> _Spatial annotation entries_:
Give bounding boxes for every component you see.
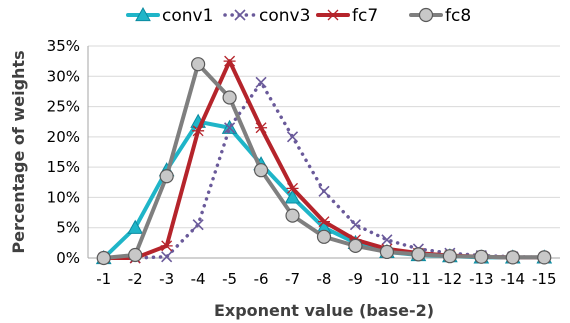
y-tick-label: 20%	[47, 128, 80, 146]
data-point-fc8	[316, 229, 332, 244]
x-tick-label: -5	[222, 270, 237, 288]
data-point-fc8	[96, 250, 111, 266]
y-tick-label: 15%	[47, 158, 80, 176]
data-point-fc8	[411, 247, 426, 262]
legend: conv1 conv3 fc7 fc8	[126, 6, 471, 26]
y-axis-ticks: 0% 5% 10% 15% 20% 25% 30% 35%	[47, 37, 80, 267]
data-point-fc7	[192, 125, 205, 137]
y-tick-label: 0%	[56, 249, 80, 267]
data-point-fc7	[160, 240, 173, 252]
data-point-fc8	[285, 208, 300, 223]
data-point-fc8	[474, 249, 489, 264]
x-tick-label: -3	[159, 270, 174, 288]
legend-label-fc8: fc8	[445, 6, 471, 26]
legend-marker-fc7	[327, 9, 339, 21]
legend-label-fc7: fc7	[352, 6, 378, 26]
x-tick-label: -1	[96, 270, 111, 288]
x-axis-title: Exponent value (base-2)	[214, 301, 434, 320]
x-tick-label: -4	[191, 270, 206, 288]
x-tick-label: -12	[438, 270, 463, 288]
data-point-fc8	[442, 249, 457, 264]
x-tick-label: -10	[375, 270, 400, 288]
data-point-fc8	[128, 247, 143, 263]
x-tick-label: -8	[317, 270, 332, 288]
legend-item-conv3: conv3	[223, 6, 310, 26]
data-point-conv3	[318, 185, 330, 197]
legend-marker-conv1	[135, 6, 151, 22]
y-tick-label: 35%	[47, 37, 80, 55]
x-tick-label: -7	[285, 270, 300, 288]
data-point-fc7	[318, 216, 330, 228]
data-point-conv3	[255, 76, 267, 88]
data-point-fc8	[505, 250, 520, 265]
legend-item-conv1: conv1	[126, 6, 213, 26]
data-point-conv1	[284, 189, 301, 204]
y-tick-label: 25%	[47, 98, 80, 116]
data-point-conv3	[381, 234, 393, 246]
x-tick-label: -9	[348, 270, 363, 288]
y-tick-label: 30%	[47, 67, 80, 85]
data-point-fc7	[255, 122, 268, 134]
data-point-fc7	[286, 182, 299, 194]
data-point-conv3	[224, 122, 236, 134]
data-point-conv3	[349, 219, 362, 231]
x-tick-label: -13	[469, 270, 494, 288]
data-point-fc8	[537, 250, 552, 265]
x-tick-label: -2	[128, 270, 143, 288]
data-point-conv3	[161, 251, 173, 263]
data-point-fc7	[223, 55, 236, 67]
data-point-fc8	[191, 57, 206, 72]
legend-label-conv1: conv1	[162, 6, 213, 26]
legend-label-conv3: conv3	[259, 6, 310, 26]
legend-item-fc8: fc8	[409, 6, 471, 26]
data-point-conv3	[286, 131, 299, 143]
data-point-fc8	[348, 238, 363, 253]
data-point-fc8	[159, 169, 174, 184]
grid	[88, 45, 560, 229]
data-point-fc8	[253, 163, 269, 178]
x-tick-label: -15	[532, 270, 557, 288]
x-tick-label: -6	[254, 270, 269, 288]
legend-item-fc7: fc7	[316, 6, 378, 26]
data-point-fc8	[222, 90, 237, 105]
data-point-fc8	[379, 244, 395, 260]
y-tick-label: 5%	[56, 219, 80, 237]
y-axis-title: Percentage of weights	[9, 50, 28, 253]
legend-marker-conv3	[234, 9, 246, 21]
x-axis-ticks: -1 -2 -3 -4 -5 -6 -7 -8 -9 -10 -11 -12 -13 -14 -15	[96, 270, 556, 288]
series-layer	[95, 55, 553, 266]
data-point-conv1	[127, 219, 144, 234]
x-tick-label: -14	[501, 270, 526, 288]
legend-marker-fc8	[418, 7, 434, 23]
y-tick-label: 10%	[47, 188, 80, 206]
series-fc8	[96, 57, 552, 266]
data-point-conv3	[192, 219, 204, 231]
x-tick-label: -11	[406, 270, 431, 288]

---

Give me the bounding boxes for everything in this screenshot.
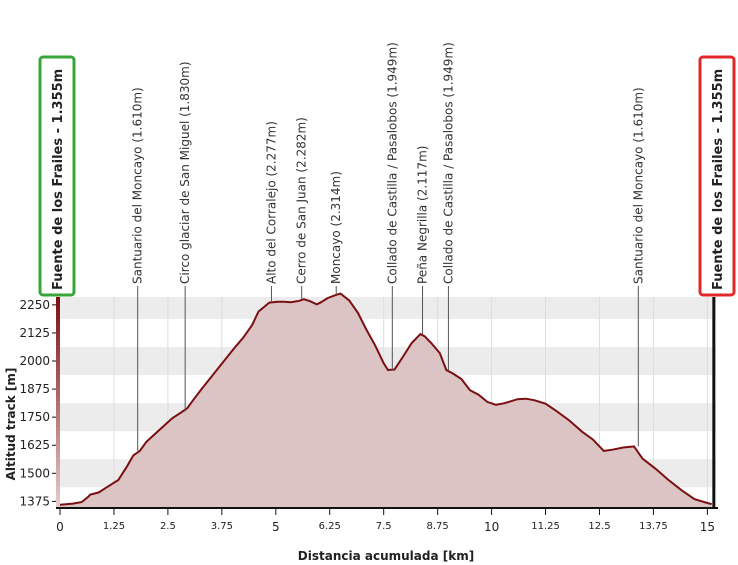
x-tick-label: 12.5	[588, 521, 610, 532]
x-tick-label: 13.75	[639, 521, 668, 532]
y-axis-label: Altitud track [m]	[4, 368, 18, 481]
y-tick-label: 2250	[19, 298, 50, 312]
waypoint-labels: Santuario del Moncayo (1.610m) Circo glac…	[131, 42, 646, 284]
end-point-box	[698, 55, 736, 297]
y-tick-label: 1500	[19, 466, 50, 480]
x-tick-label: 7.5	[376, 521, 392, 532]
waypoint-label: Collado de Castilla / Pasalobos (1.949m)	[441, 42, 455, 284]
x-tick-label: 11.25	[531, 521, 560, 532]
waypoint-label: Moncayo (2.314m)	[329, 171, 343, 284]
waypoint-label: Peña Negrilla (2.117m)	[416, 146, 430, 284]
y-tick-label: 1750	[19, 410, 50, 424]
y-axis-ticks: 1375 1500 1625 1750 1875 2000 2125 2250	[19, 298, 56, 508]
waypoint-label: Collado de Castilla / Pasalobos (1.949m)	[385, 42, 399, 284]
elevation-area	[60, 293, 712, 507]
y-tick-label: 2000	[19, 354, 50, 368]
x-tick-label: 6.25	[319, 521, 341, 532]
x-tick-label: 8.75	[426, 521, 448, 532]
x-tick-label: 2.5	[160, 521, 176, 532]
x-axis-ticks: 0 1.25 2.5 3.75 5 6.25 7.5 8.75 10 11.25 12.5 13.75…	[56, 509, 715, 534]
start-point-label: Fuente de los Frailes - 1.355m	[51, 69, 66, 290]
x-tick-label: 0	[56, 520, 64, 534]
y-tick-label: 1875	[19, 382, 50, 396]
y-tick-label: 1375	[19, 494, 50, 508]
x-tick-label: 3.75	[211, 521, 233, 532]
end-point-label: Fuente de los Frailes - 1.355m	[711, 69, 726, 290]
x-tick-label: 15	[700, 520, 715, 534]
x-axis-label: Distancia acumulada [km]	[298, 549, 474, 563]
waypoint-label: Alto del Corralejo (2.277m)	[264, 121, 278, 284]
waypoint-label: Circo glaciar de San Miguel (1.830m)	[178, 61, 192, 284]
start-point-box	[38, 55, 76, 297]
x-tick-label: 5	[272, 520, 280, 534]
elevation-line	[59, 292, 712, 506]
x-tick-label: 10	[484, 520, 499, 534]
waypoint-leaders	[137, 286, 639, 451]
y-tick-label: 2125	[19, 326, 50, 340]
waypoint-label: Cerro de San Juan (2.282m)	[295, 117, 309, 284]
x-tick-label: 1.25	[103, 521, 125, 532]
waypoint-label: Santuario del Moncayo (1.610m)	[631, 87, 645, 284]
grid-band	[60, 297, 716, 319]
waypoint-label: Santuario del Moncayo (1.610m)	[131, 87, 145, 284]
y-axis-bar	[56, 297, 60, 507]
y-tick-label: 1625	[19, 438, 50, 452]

...

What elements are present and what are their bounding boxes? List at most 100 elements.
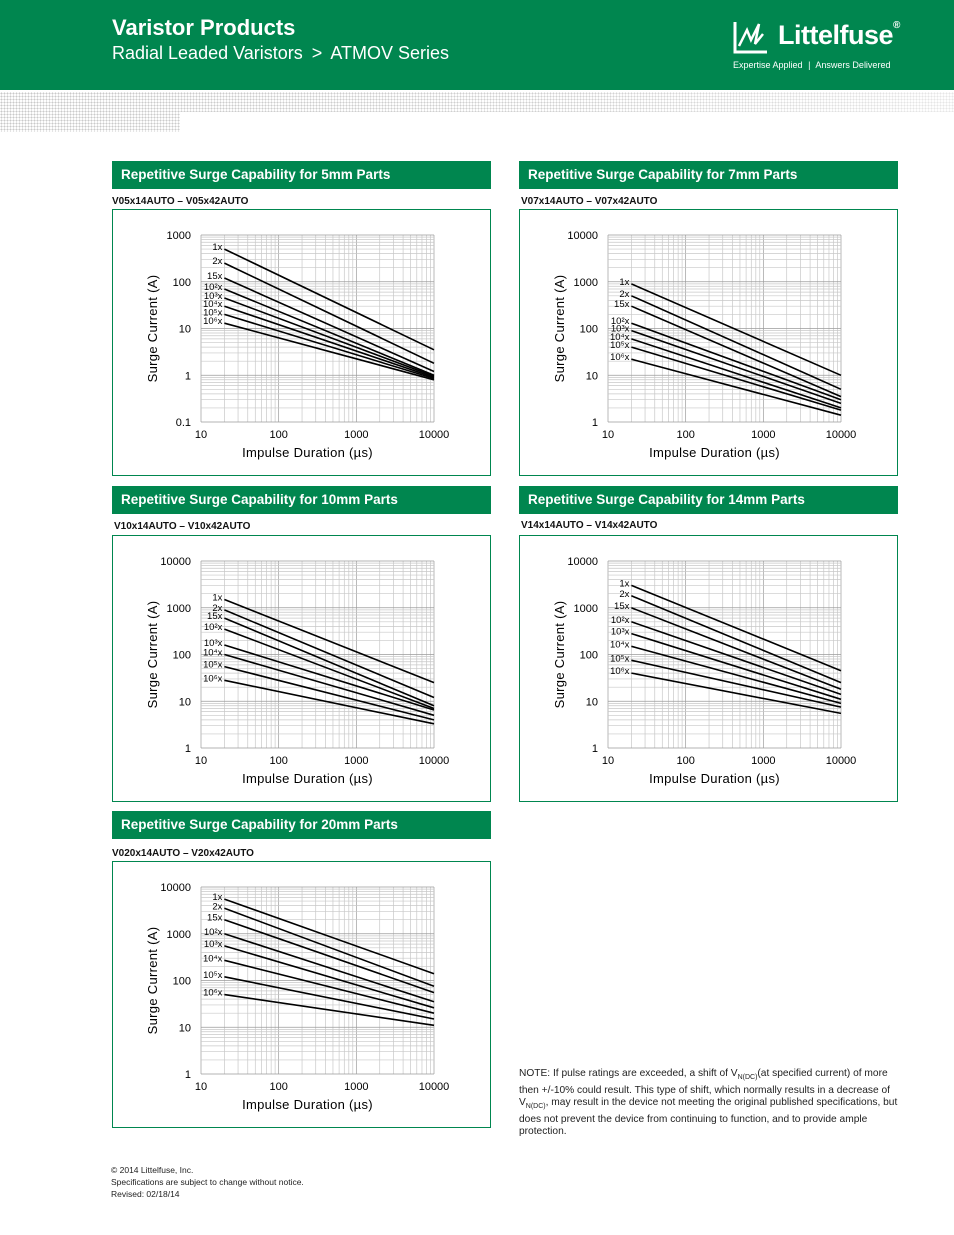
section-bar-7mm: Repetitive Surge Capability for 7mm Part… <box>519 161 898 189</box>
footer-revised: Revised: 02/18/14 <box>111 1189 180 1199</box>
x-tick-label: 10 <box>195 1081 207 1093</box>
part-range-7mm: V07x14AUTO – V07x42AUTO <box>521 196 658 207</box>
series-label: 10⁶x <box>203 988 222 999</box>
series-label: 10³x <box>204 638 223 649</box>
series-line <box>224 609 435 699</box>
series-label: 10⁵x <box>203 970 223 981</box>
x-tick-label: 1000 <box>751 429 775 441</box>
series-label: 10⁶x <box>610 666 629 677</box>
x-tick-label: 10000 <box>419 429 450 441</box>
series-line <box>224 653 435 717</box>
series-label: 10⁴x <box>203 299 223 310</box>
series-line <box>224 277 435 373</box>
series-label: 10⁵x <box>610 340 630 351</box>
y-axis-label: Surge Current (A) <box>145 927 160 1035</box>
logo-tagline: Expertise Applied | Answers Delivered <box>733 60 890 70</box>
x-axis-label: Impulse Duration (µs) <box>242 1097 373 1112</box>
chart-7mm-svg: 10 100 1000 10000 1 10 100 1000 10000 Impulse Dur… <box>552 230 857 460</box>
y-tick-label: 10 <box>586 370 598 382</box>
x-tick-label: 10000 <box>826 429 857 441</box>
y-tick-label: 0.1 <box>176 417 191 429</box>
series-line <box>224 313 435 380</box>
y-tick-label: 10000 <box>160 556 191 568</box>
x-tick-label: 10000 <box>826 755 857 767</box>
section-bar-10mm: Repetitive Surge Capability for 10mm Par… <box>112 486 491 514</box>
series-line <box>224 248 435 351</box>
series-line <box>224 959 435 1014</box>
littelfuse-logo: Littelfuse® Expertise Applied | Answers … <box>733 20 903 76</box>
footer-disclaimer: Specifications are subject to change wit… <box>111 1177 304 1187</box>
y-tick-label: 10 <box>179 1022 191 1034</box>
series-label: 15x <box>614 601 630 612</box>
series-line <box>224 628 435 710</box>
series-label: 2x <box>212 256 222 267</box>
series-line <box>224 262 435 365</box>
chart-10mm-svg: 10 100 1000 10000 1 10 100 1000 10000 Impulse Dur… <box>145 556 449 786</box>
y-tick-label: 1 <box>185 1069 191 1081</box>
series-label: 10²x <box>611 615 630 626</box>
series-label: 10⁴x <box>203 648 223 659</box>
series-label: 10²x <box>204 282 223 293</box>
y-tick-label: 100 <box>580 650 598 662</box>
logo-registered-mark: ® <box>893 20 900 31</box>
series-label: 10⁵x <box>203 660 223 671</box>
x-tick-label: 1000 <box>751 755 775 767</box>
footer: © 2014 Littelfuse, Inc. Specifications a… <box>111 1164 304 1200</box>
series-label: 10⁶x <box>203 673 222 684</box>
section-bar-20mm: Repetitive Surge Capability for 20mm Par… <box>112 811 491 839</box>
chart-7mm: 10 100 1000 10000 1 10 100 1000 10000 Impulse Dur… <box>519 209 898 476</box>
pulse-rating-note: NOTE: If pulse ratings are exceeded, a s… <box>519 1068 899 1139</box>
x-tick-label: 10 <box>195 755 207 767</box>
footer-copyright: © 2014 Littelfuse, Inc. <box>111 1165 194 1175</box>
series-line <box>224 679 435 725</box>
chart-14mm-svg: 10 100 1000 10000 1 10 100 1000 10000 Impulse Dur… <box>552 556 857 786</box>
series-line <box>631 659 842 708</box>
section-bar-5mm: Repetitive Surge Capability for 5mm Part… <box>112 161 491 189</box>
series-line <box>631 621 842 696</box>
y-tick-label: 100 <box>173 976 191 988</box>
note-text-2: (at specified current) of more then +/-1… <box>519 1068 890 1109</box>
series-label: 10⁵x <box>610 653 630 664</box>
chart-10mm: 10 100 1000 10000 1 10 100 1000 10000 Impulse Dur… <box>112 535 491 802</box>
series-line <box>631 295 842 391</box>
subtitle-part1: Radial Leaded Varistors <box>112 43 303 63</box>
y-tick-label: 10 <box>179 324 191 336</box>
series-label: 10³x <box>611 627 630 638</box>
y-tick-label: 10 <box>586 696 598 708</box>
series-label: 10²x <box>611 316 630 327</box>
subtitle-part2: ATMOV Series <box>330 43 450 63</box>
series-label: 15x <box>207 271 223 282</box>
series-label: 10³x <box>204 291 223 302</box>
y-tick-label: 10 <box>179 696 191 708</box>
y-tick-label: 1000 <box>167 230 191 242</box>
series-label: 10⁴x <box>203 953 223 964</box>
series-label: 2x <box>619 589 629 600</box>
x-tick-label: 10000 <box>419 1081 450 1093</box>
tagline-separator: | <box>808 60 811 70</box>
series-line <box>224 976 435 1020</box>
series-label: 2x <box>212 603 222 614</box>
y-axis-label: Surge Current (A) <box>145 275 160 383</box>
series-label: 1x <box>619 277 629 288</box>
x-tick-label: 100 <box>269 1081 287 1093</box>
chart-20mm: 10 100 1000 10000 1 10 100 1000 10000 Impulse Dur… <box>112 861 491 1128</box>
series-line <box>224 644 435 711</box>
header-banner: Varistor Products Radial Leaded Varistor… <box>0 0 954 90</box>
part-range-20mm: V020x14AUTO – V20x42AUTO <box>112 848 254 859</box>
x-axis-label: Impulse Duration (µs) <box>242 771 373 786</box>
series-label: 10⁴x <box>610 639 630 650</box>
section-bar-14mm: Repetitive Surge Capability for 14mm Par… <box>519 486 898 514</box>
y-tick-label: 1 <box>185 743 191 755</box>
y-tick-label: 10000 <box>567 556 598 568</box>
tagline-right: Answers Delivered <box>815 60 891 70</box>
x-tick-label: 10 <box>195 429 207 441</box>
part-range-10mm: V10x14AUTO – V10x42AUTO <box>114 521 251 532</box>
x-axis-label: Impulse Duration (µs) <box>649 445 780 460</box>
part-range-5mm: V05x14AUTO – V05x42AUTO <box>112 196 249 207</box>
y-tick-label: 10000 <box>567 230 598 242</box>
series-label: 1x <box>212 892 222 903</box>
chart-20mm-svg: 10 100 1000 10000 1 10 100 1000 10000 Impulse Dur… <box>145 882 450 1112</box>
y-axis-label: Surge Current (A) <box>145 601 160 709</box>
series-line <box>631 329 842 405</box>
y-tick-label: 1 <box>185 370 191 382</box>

> _Direction_: Write out the records from the line with "section-bar-7mm: Repetitive Surge" through the line with "series-label: 10⁶x <box>203 988 222 999</box>" as a numbered list, both of those lines included and any blank lines omitted.

> _Answer for the task_:
1. section-bar-7mm: Repetitive Surge Capability for 7mm Part… <box>519 161 898 189</box>
2. footer-revised: Revised: 02/18/14 <box>111 1189 180 1199</box>
3. x-tick-label: 10 <box>195 1081 207 1093</box>
4. part-range-7mm: V07x14AUTO – V07x42AUTO <box>521 196 658 207</box>
5. series-label: 10⁶x <box>203 988 222 999</box>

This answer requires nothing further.